Material provided
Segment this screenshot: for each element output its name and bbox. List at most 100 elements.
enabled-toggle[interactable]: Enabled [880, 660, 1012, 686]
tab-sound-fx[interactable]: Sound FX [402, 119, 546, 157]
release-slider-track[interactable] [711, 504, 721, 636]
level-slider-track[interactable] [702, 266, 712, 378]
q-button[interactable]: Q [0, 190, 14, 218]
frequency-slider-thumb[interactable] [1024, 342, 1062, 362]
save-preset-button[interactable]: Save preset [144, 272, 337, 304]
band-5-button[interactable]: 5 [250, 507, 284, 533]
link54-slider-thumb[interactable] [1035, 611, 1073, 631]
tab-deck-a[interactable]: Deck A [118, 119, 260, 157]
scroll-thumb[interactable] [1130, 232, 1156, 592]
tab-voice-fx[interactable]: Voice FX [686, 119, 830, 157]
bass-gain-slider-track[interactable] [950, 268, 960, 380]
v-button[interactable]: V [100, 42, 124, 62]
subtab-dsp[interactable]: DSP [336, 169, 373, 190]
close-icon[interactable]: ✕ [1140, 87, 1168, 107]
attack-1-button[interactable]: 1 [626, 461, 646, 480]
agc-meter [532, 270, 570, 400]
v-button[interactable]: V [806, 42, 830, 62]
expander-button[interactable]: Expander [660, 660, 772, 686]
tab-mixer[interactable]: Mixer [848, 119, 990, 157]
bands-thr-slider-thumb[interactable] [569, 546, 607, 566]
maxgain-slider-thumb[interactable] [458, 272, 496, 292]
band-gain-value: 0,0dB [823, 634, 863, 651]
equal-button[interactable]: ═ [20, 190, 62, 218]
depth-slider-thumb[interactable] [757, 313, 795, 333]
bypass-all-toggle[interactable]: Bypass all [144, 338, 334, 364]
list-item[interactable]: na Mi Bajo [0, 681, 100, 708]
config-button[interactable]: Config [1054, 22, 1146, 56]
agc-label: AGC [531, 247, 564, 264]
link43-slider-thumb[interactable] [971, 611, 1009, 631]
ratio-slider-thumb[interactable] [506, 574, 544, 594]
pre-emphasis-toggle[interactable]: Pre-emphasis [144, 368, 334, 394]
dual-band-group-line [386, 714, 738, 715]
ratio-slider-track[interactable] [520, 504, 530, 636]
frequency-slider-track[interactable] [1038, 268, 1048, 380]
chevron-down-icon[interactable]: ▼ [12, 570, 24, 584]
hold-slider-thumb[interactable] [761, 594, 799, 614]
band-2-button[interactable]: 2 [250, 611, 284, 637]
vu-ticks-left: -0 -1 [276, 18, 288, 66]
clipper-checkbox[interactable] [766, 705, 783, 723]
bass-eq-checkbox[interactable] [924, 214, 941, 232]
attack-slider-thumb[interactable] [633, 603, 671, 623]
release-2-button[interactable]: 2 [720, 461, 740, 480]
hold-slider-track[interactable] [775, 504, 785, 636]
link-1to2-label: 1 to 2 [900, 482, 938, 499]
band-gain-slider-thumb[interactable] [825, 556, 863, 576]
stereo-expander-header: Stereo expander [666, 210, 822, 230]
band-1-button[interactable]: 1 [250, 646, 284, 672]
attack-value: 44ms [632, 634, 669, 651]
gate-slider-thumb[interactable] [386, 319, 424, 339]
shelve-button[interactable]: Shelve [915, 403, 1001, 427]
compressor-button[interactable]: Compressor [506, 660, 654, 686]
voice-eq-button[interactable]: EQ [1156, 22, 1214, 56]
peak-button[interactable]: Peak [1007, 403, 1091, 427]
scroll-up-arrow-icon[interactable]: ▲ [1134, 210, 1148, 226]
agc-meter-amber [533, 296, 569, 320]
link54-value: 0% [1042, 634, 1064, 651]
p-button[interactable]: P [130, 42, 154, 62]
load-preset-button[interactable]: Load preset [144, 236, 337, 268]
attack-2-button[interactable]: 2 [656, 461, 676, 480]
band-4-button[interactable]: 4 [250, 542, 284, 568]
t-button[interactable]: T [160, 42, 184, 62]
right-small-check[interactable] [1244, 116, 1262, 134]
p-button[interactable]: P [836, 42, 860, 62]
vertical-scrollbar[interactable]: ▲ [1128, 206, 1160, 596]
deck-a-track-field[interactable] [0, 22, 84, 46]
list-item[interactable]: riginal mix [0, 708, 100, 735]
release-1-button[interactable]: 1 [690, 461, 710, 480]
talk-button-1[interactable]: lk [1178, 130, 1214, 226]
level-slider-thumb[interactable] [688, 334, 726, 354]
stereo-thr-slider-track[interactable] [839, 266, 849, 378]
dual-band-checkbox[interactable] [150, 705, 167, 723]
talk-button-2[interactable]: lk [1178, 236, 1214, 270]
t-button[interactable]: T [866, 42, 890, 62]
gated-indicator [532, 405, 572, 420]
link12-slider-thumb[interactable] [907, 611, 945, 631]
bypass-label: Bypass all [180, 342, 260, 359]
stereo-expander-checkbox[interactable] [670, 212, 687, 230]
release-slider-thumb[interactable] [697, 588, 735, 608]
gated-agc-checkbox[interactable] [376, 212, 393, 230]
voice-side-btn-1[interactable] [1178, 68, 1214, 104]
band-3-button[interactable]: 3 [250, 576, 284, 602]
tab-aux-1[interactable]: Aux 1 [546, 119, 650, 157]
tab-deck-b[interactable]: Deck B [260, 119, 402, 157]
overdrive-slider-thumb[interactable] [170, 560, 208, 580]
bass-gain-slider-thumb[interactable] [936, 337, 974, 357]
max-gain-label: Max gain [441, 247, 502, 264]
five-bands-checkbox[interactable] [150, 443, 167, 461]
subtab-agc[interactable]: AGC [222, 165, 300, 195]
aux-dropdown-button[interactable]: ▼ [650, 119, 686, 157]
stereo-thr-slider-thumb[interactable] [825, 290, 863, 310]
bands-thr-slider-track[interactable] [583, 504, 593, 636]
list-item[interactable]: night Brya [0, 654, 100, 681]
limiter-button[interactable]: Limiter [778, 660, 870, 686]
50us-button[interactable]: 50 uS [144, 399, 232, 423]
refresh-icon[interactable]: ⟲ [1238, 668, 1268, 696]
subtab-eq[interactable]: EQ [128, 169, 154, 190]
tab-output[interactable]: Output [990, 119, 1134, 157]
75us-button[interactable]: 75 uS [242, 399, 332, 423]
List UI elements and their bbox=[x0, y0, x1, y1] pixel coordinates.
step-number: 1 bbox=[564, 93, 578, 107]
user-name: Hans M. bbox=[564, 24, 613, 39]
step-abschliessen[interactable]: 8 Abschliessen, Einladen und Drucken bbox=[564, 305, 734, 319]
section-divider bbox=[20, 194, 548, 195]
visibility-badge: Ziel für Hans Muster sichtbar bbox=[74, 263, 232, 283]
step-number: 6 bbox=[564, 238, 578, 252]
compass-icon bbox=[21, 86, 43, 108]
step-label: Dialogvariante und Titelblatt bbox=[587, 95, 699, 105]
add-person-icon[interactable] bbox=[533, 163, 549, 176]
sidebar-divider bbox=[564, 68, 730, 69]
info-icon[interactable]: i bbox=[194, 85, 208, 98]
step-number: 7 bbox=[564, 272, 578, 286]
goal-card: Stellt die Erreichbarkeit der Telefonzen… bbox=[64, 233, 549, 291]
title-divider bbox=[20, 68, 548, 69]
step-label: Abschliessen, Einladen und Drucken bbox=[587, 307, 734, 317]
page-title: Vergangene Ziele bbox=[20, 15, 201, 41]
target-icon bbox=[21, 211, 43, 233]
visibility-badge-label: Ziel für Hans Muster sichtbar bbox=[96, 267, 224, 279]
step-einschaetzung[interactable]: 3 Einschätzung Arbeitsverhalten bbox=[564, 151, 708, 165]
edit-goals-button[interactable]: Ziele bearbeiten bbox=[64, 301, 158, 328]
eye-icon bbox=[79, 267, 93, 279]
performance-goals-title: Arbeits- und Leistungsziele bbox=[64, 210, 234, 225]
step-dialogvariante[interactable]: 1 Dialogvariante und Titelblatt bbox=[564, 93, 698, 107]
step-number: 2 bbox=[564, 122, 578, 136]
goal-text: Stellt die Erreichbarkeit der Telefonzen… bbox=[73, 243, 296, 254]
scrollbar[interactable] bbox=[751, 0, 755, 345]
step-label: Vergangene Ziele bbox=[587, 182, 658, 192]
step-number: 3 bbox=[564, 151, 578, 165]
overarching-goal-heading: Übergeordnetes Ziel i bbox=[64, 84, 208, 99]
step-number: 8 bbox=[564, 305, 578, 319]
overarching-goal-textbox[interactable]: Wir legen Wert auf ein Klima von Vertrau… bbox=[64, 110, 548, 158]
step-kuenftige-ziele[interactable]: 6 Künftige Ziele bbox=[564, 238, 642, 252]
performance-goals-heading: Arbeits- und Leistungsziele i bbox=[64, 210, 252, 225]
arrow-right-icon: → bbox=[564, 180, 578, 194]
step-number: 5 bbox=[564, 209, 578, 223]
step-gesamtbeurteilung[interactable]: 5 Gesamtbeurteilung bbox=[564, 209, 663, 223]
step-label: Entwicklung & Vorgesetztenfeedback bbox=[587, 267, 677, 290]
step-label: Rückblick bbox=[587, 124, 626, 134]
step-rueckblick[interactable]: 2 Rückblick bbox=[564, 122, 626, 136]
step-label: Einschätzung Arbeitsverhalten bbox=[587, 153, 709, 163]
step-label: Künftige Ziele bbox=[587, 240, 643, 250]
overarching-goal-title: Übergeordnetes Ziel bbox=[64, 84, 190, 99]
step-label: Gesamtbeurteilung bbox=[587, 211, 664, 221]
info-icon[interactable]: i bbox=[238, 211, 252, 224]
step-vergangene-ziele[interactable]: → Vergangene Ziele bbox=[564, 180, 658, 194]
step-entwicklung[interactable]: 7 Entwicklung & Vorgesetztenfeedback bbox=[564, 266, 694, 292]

Task description
Reproduce the entries above word for word, beginning with the first line of the entries and ending after the line that contains "tab-mixer[interactable]: Mixer [848, 119, 990, 157]".

Exercise solution
Segment this screenshot: for each element output its name and bbox. List at most 100 elements.
enabled-toggle[interactable]: Enabled [880, 660, 1012, 686]
tab-sound-fx[interactable]: Sound FX [402, 119, 546, 157]
release-slider-track[interactable] [711, 504, 721, 636]
level-slider-track[interactable] [702, 266, 712, 378]
q-button[interactable]: Q [0, 190, 14, 218]
frequency-slider-thumb[interactable] [1024, 342, 1062, 362]
save-preset-button[interactable]: Save preset [144, 272, 337, 304]
band-5-button[interactable]: 5 [250, 507, 284, 533]
link54-slider-thumb[interactable] [1035, 611, 1073, 631]
tab-deck-a[interactable]: Deck A [118, 119, 260, 157]
scroll-thumb[interactable] [1130, 232, 1156, 592]
tab-voice-fx[interactable]: Voice FX [686, 119, 830, 157]
bass-gain-slider-track[interactable] [950, 268, 960, 380]
v-button[interactable]: V [100, 42, 124, 62]
subtab-dsp[interactable]: DSP [336, 169, 373, 190]
close-icon[interactable]: ✕ [1140, 87, 1168, 107]
attack-1-button[interactable]: 1 [626, 461, 646, 480]
agc-meter [532, 270, 570, 400]
v-button[interactable]: V [806, 42, 830, 62]
expander-button[interactable]: Expander [660, 660, 772, 686]
tab-mixer[interactable]: Mixer [848, 119, 990, 157]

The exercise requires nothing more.